**SOURCE INFORMATION**
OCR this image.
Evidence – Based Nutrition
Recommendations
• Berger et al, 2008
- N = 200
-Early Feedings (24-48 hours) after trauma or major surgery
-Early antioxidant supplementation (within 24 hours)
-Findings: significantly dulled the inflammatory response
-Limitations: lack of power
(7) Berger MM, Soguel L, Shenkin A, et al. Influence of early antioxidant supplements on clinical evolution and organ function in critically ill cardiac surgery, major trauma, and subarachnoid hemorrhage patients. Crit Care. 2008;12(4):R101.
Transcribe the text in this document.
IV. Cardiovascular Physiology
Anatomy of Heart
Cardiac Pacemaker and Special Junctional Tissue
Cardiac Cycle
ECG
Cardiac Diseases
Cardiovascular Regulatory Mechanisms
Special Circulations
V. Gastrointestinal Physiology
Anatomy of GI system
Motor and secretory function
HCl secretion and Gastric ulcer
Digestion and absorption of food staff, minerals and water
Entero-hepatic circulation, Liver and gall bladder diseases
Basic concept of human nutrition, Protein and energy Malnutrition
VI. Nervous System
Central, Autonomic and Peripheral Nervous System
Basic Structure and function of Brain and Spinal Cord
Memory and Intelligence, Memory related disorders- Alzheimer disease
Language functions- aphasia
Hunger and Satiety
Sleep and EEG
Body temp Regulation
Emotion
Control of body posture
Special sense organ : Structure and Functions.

**YOUR GOAL**
Please return the entire listing, unchanged.

**EXERCISE SOLUTION**
OCR this image.
Evidence – Based Nutrition
Recommendations
• Berger et al, 2008
- N = 200
-Early Feedings (24-48 hours) after trauma or major surgery
-Early antioxidant supplementation (within 24 hours)
-Findings: significantly dulled the inflammatory response
-Limitations: lack of power
(7) Berger MM, Soguel L, Shenkin A, et al. Influence of early antioxidant supplements on clinical evolution and organ function in critically ill cardiac surgery, major trauma, and subarachnoid hemorrhage patients. Crit Care. 2008;12(4):R101.
Transcribe the text in this document.
IV. Cardiovascular Physiology
Anatomy of Heart
Cardiac Pacemaker and Special Junctional Tissue
Cardiac Cycle
ECG
Cardiac Diseases
Cardiovascular Regulatory Mechanisms
Special Circulations
V. Gastrointestinal Physiology
Anatomy of GI system
Motor and secretory function
HCl secretion and Gastric ulcer
Digestion and absorption of food staff, minerals and water
Entero-hepatic circulation, Liver and gall bladder diseases
Basic concept of human nutrition, Protein and energy Malnutrition
VI. Nervous System
Central, Autonomic and Peripheral Nervous System
Basic Structure and function of Brain and Spinal Cord
Memory and Intelligence, Memory related disorders- Alzheimer disease
Language functions- aphasia
Hunger and Satiety
Sleep and EEG
Body temp Regulation
Emotion
Control of body posture
Special sense organ : Structure and Functions.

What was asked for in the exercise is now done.